§ WHAT IS ASKED
Images should be left out, and everything else in the listing reproduced exactly.
──────────────────────────────
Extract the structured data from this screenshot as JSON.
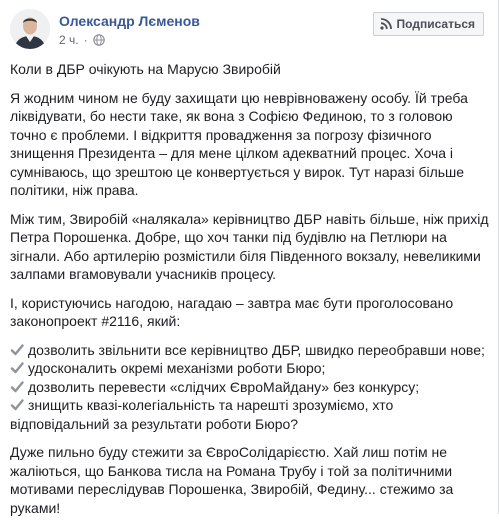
{
  "post": {
    "author": "Олександр Лєменов",
    "time": "2 ч.",
    "separator": "·",
    "subscribe_label": "Подписаться",
    "title": "Коли в ДБР очікують на Марусю Звиробій",
    "paragraphs": [
      "Я жодним чином не буду захищати цю неврівноважену особу. Їй треба ліквідувати, бо нести таке, як вона з Софією Фединою, то з головою точно є проблеми. І відкриття провадження за погрозу фізичного знищення Президента – для мене цілком адекватний процес. Хоча і сумніваюсь, що зрештою це конвертується у вирок. Тут наразі більше політики, ніж права.",
      "Між тим, Звиробій «налякала» керівництво ДБР навіть більше, ніж прихід Петра Порошенка. Добре, що хоч танки під будівлю на Петлюри на зігнали. Або артилерію розмістили біля Південного вокзалу, невеликими залпами вгамовували учасників процесу.",
      "І, користуючись нагодою, нагадаю – завтра має бути проголосовано законопроект #2116, який:"
    ],
    "list_items": [
      "дозволить звільнити все керівництво ДБР, швидко переобравши нове;",
      "удосконалить окремі механізми роботи Бюро;",
      "дозволить перевести «слідчих ЄвроМайдану» без конкурсу;",
      "знищить квазі-колегіальність та нарешті зрозуміємо, хто відповідальний за результати роботи Бюро?"
    ],
    "closing": "Дуже пильно буду стежити за ЄвроСолідарієстю. Хай лиш потім не жаліються, що Банкова тисла на Романа Трубу і той за політичними мотивами переслідував Порошенка, Звиробій, Федину... стежимо за руками!"
  },
  "icons": {
    "avatar": "avatar-photo",
    "globe": "globe-icon",
    "subscribe": "rss-icon",
    "check": "check-mark-icon"
  },
  "colors": {
    "author_link": "#385898",
    "meta_text": "#616770",
    "check_mark": "#8d949e"
  }
}
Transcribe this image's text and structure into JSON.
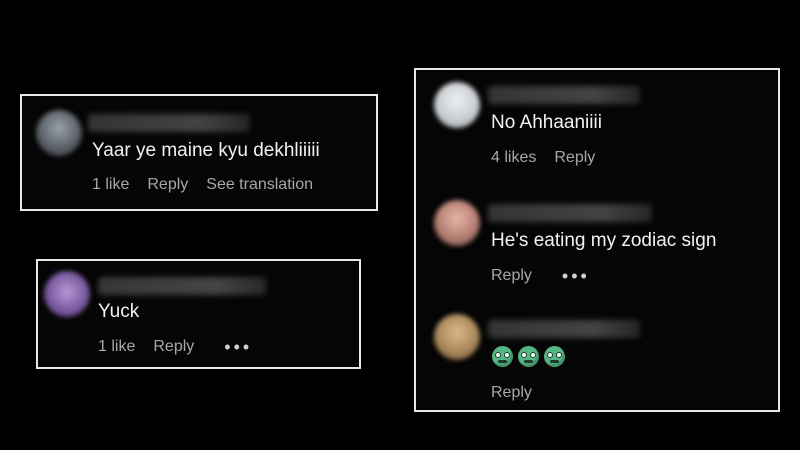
{
  "cards": [
    {
      "comments": [
        {
          "text": "Yaar ye maine kyu dekhliiiii",
          "likes": "1 like",
          "reply": "Reply",
          "extra": "See translation"
        }
      ]
    },
    {
      "comments": [
        {
          "text": "Yuck",
          "likes": "1 like",
          "reply": "Reply",
          "more": "•••"
        }
      ]
    },
    {
      "comments": [
        {
          "text": "No Ahhaaniiii",
          "likes": "4 likes",
          "reply": "Reply"
        },
        {
          "text": "He's eating my zodiac sign",
          "reply": "Reply",
          "more": "•••"
        },
        {
          "emoji_icons": [
            "nauseated-face-icon",
            "nauseated-face-icon",
            "nauseated-face-icon"
          ],
          "reply": "Reply"
        }
      ]
    }
  ],
  "colors": {
    "background": "#000000",
    "card_border": "#e8e8e8",
    "text_primary": "#f2f2f2",
    "text_secondary": "#a8a8a8"
  }
}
──────────────────────────────
§ FINISHED EXERCISE
Extract the structured data from this screenshot as JSON.
{
  "post": {
    "author": "Олександр Лєменов",
    "time": "2 ч.",
    "separator": "·",
    "subscribe_label": "Подписаться",
    "title": "Коли в ДБР очікують на Марусю Звиробій",
    "paragraphs": [
      "Я жодним чином не буду захищати цю неврівноважену особу. Їй треба ліквідувати, бо нести таке, як вона з Софією Фединою, то з головою точно є проблеми. І відкриття провадження за погрозу фізичного знищення Президента – для мене цілком адекватний процес. Хоча і сумніваюсь, що зрештою це конвертується у вирок. Тут наразі більше політики, ніж права.",
      "Між тим, Звиробій «налякала» керівництво ДБР навіть більше, ніж прихід Петра Порошенка. Добре, що хоч танки під будівлю на Петлюри на зігнали. Або артилерію розмістили біля Південного вокзалу, невеликими залпами вгамовували учасників процесу.",
      "І, користуючись нагодою, нагадаю – завтра має бути проголосовано законопроект #2116, який:"
    ],
    "list_items": [
      "дозволить звільнити все керівництво ДБР, швидко переобравши нове;",
      "удосконалить окремі механізми роботи Бюро;",
      "дозволить перевести «слідчих ЄвроМайдану» без конкурсу;",
      "знищить квазі-колегіальність та нарешті зрозуміємо, хто відповідальний за результати роботи Бюро?"
    ],
    "closing": "Дуже пильно буду стежити за ЄвроСолідарієстю. Хай лиш потім не жаліються, що Банкова тисла на Романа Трубу і той за політичними мотивами переслідував Порошенка, Звиробій, Федину... стежимо за руками!"
  },
  "icons": {
    "avatar": "avatar-photo",
    "globe": "globe-icon",
    "subscribe": "rss-icon",
    "check": "check-mark-icon"
  },
  "colors": {
    "author_link": "#385898",
    "meta_text": "#616770",
    "check_mark": "#8d949e"
  }
}
Transcribe this image's text and structure into JSON.
{
  "cards": [
    {
      "comments": [
        {
          "text": "Yaar ye maine kyu dekhliiiii",
          "likes": "1 like",
          "reply": "Reply",
          "extra": "See translation"
        }
      ]
    },
    {
      "comments": [
        {
          "text": "Yuck",
          "likes": "1 like",
          "reply": "Reply",
          "more": "•••"
        }
      ]
    },
    {
      "comments": [
        {
          "text": "No Ahhaaniiii",
          "likes": "4 likes",
          "reply": "Reply"
        },
        {
          "text": "He's eating my zodiac sign",
          "reply": "Reply",
          "more": "•••"
        },
        {
          "emoji_icons": [
            "nauseated-face-icon",
            "nauseated-face-icon",
            "nauseated-face-icon"
          ],
          "reply": "Reply"
        }
      ]
    }
  ],
  "colors": {
    "background": "#000000",
    "card_border": "#e8e8e8",
    "text_primary": "#f2f2f2",
    "text_secondary": "#a8a8a8"
  }
}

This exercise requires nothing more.